> Podany fragment:
= = = = = = =
Gdy okazało się, że zaledwie dwutygodniowy Patryk cierpi na rdzeniowy zaniki mięśni (SMA1), świat państwa Radwańskich stanął w miejscu. Terapia genowa lekiem Zolgensma, to jedyna szansa na uratowanie życia ich – dziś – 7-miesięcznego synka. – Prosimy o pomoc wszystkich ludzi dobrej woli – mówią rodzice dziecka, którzy pochodzą z Kluczborka.
Po zdiagnozowaniu Patrysia, wprowadzeniu podstawowych leków trwa nieustanna walka o jego życie. Rodzice dziecka od poniedziałku prowadzą internetową zbiórkę pieniędzy na portalu Siepomaga.pl, największym polskim portalu charytatywnym.
W piątek wieczorem na koncie zbiórki było już 182 997 zł i kwota ta wciąż rośnie. Na moment powstawania tego tekstu dowolną wpłatę przekazało 4 598 osób.
Ale to wciąż kropla w morzu potrzeb. Terapia genowa lekiem Zolgensma kosztuje 9 mln zł. W dodatku lek trzeba sprowadzić zza granicy.
– Gdyby Patryś zaczął terapię tuż po urodzeniu, przed wystąpieniem objawów, rozwijałby się praktycznie normalnie – mówi Monika Radwańska, mama chłopczyka.
= = = = = = =
> Podane dane:
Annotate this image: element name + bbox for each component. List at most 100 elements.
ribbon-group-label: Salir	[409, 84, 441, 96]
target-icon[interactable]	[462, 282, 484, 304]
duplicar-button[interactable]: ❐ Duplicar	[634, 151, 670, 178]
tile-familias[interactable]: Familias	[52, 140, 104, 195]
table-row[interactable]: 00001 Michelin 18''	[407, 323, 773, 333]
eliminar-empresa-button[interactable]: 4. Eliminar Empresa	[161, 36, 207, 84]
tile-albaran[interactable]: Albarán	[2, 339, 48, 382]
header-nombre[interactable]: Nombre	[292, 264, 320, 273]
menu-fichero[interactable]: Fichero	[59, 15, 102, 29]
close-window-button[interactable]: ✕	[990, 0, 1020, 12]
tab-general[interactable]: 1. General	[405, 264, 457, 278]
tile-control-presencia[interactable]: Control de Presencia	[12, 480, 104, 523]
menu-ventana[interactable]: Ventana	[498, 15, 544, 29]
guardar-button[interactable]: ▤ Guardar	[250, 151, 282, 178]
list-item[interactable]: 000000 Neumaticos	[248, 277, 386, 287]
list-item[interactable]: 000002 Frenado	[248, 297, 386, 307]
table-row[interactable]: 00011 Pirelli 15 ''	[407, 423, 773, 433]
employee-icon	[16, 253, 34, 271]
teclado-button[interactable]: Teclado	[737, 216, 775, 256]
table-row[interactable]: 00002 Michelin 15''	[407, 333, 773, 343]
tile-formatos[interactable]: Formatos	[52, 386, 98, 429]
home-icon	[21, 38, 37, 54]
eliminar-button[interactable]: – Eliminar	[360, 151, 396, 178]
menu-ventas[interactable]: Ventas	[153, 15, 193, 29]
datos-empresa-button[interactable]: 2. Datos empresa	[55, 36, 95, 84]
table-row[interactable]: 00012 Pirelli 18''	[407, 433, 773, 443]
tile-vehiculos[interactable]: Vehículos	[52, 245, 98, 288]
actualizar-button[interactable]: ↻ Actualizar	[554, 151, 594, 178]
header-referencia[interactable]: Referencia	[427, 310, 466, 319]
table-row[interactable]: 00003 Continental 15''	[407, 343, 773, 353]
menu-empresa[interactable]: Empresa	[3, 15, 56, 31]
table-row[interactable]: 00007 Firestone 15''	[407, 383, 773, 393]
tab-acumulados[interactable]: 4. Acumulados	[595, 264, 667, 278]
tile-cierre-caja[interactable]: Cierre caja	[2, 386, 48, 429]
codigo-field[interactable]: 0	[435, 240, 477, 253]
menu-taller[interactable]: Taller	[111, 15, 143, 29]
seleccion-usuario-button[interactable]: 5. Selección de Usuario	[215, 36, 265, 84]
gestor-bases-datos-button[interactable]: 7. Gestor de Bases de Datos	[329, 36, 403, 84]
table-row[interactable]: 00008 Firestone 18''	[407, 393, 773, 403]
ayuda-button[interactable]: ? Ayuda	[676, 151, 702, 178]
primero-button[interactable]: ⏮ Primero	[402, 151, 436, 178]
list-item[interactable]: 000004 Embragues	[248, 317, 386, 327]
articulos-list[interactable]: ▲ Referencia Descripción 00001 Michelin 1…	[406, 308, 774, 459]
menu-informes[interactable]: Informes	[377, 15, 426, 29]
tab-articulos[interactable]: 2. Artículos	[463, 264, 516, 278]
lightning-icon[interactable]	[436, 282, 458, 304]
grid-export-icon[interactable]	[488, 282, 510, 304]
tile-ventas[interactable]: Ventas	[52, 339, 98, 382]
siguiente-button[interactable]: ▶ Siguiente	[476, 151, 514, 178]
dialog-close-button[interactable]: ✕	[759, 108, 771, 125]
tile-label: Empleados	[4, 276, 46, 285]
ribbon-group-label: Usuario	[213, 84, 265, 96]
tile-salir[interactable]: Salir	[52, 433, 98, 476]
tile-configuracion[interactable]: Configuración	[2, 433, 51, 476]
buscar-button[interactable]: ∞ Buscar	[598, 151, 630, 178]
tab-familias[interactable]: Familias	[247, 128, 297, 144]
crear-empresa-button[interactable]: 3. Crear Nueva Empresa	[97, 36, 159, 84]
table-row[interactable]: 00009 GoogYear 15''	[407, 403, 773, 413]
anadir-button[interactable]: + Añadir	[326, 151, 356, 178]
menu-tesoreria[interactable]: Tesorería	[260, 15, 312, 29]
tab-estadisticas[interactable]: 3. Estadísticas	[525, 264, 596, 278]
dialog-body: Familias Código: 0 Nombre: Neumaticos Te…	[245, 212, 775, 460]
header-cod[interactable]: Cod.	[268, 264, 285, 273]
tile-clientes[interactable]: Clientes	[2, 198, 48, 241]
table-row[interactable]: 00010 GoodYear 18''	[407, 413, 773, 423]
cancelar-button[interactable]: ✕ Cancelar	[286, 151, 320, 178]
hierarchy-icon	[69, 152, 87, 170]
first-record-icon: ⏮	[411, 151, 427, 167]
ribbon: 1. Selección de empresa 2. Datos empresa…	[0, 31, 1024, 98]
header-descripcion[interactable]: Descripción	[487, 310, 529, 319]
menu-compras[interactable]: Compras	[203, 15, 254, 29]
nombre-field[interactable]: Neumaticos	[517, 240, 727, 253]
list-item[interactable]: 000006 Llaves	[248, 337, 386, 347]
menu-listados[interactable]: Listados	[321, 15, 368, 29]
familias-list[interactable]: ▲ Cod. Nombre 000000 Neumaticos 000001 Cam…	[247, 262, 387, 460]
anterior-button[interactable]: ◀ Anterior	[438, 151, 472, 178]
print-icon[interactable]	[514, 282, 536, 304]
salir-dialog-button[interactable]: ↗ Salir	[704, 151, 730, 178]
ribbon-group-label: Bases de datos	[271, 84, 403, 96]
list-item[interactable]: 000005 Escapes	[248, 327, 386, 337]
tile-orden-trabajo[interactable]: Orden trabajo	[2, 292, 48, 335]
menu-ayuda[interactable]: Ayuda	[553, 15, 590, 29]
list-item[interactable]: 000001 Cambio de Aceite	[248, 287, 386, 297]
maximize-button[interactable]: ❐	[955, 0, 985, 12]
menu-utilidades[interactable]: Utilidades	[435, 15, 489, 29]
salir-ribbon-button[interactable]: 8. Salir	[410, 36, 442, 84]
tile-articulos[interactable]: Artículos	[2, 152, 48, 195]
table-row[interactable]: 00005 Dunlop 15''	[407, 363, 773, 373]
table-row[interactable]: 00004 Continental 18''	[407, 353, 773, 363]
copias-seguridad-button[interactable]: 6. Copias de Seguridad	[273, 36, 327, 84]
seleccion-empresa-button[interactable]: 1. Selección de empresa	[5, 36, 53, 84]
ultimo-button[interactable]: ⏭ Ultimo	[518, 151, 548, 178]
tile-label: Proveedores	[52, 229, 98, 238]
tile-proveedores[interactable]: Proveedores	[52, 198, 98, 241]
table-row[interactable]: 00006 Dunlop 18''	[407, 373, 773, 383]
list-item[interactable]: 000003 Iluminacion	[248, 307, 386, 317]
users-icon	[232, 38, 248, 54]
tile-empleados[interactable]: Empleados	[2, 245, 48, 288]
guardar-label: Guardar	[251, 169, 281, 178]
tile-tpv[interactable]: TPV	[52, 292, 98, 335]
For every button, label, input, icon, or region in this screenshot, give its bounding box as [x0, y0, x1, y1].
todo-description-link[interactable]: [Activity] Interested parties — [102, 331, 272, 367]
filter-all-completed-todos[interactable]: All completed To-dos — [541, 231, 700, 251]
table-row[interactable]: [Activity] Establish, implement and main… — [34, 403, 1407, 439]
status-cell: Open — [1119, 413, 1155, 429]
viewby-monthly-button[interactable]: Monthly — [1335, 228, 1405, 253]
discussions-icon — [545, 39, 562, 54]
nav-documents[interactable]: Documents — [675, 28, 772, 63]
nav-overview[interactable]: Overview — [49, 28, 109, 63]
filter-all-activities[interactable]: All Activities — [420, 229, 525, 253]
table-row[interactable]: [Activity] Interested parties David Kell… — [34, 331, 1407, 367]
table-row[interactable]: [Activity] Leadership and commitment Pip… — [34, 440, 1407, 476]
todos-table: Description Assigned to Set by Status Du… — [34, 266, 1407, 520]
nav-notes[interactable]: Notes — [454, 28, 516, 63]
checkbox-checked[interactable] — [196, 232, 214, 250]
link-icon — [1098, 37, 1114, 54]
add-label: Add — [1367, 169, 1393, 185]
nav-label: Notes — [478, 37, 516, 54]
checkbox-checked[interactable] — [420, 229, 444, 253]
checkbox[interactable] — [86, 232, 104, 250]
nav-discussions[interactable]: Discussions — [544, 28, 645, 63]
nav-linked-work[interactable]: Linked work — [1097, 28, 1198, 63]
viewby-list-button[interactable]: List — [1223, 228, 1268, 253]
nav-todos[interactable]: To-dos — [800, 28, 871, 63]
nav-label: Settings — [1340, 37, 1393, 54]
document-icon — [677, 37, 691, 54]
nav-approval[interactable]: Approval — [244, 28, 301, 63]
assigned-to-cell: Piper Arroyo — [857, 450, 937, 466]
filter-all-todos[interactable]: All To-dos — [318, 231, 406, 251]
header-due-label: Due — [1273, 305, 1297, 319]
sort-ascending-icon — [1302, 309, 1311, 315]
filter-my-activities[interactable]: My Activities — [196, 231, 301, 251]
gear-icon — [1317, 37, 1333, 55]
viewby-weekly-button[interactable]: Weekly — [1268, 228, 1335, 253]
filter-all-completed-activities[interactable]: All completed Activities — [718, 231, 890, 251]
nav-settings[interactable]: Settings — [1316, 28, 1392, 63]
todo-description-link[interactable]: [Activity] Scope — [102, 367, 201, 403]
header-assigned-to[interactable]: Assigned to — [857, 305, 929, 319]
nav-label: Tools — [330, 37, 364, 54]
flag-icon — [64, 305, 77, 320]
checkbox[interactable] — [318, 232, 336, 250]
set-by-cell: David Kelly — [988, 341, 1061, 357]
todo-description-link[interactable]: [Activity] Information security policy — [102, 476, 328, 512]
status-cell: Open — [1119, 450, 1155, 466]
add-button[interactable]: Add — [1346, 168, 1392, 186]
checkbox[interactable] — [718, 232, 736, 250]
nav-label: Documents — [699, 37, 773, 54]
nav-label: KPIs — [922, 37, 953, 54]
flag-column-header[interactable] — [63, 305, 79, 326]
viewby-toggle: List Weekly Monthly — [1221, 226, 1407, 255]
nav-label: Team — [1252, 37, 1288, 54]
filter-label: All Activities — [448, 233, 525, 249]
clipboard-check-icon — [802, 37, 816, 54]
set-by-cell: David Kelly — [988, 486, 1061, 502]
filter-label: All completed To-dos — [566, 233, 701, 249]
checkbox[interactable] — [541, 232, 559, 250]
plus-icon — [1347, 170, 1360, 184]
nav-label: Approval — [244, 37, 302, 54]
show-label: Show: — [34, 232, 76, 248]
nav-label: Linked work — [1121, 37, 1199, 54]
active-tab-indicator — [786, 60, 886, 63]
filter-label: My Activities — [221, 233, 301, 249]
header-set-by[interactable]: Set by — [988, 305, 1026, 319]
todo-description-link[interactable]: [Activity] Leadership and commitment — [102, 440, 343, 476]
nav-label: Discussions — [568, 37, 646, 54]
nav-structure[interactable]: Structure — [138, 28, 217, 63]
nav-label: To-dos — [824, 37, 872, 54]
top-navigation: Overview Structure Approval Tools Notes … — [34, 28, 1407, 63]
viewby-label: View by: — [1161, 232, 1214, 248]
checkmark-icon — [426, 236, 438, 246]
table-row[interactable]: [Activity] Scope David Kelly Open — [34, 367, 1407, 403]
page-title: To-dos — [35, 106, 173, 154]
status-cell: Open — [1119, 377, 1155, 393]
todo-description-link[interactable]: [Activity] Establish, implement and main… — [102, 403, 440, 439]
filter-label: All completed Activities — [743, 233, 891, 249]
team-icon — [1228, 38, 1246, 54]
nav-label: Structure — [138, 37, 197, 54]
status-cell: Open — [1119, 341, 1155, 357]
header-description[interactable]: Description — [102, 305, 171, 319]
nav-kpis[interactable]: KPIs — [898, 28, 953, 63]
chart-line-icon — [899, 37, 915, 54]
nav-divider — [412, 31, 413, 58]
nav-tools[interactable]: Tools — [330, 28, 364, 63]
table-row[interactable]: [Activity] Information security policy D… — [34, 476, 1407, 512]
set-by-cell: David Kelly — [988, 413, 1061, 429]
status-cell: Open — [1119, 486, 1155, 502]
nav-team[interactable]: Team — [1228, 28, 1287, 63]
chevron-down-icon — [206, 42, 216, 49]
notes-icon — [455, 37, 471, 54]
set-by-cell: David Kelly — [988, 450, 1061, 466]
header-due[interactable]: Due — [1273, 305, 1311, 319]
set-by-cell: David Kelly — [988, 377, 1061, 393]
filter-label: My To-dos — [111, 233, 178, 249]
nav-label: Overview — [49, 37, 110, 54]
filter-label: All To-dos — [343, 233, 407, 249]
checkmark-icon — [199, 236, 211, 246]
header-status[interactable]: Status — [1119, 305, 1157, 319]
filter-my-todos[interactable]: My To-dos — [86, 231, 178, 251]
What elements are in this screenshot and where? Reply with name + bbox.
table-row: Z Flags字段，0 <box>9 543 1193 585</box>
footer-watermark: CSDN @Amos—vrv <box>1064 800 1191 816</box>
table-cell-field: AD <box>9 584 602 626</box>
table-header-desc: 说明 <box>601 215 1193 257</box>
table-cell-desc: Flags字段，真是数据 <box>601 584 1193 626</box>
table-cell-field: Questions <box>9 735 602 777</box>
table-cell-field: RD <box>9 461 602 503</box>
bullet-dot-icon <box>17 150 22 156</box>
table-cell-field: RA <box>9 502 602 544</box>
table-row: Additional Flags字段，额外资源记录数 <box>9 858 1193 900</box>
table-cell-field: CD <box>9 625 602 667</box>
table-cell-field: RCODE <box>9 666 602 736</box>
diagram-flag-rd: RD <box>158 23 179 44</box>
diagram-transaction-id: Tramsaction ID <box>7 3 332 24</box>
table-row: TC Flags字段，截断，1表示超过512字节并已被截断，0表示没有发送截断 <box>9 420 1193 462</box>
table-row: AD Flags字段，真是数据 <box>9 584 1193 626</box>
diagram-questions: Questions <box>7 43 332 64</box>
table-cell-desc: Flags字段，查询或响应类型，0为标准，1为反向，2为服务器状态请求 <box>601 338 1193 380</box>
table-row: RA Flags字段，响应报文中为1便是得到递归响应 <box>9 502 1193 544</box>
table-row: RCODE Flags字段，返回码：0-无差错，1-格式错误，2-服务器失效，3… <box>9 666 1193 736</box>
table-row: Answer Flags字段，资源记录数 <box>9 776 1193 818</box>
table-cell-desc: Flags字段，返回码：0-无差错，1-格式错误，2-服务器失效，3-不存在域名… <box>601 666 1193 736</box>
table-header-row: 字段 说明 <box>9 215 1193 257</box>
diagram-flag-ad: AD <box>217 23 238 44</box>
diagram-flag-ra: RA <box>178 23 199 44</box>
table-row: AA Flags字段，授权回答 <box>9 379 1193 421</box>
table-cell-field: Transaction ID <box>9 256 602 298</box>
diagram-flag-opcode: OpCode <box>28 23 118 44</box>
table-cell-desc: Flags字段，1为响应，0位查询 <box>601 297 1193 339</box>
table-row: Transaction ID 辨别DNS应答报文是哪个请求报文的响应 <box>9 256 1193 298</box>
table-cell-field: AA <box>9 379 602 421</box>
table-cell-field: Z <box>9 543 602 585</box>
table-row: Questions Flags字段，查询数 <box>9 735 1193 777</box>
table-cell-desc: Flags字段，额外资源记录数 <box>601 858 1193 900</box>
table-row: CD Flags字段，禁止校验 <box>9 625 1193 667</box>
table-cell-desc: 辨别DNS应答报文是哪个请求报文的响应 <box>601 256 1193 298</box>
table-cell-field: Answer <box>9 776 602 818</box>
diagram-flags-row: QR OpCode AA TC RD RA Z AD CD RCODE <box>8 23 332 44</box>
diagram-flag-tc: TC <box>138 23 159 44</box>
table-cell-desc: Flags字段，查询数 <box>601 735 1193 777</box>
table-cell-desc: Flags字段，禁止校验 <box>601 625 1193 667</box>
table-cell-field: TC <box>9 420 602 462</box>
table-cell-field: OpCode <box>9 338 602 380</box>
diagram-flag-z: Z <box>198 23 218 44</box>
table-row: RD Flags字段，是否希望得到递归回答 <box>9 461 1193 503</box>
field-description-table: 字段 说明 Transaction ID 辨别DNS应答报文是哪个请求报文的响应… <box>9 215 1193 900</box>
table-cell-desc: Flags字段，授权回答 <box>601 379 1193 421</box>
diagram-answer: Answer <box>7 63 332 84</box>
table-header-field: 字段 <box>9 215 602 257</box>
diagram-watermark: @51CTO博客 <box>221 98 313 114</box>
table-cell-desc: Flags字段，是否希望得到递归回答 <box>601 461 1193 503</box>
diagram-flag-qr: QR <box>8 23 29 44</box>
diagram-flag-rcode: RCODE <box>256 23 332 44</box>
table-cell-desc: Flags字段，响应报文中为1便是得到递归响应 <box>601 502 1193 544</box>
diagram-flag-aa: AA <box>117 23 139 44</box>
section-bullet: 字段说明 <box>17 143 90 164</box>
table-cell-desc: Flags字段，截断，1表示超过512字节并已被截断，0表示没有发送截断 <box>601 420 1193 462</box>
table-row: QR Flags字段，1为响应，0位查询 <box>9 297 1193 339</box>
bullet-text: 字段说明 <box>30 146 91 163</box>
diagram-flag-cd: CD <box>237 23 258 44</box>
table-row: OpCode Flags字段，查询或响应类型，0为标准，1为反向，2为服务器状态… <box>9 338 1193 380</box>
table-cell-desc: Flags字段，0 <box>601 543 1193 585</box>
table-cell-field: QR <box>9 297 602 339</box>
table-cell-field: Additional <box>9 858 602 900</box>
= = = = = = =
> Twoje zadania:
1. Ile według tekstu o zbiórce dla Patryka kosztuje terapia genowa lekiem Zolgensma?
2. Kontynuuj tekst o zbiórce dla Patryka, zaczynając od miejsca po jego ostatnim zdaniu.

> Odpowiedzi do ćwiczenia:
1. 9 mln zł.

2.
– Choroba wygląda tak, że dzieci się rodzą całkowicie zdrowe. Patryk dostał 10 punktów w skali Apgar. Problemy zaczęły się po dwóch tygodniach, gdy podejrzewaliśmy żółtaczkę. Dziecko jednak nagle z godziny na godzinę zaczęło słabnąć…
Diagnoza okazała się wyrokiem śmierci. Po wizycie u neurologa i badaniach genetycznych okazało się, że to SMA typ I – rdzeniowy zanik mięśni. Częstotliwość występowania to 1 na 10 tys. przypadków.
Ta podstępna i niezwykle szybko rozwijająca się choroba odbiera Patrysiowi siły, zabiera zdolność ruchu, jedzenia i oddychania.
Gra na zwłokę – walka o czas i życie dziecka
– Liczą się godziny. Obecnie otrzymuje lek o nazwie Spinraza, dzięki któremu właściwie jeszcze żyje, a choroba teraz rozwija się w spowolnionym tempie – tłumaczy pani Monika.
Maluch po podaniu drugiej porcji leku niestety przestał samodzielnie jeść. Z tego powodu konieczne było założenie sondy przez nos.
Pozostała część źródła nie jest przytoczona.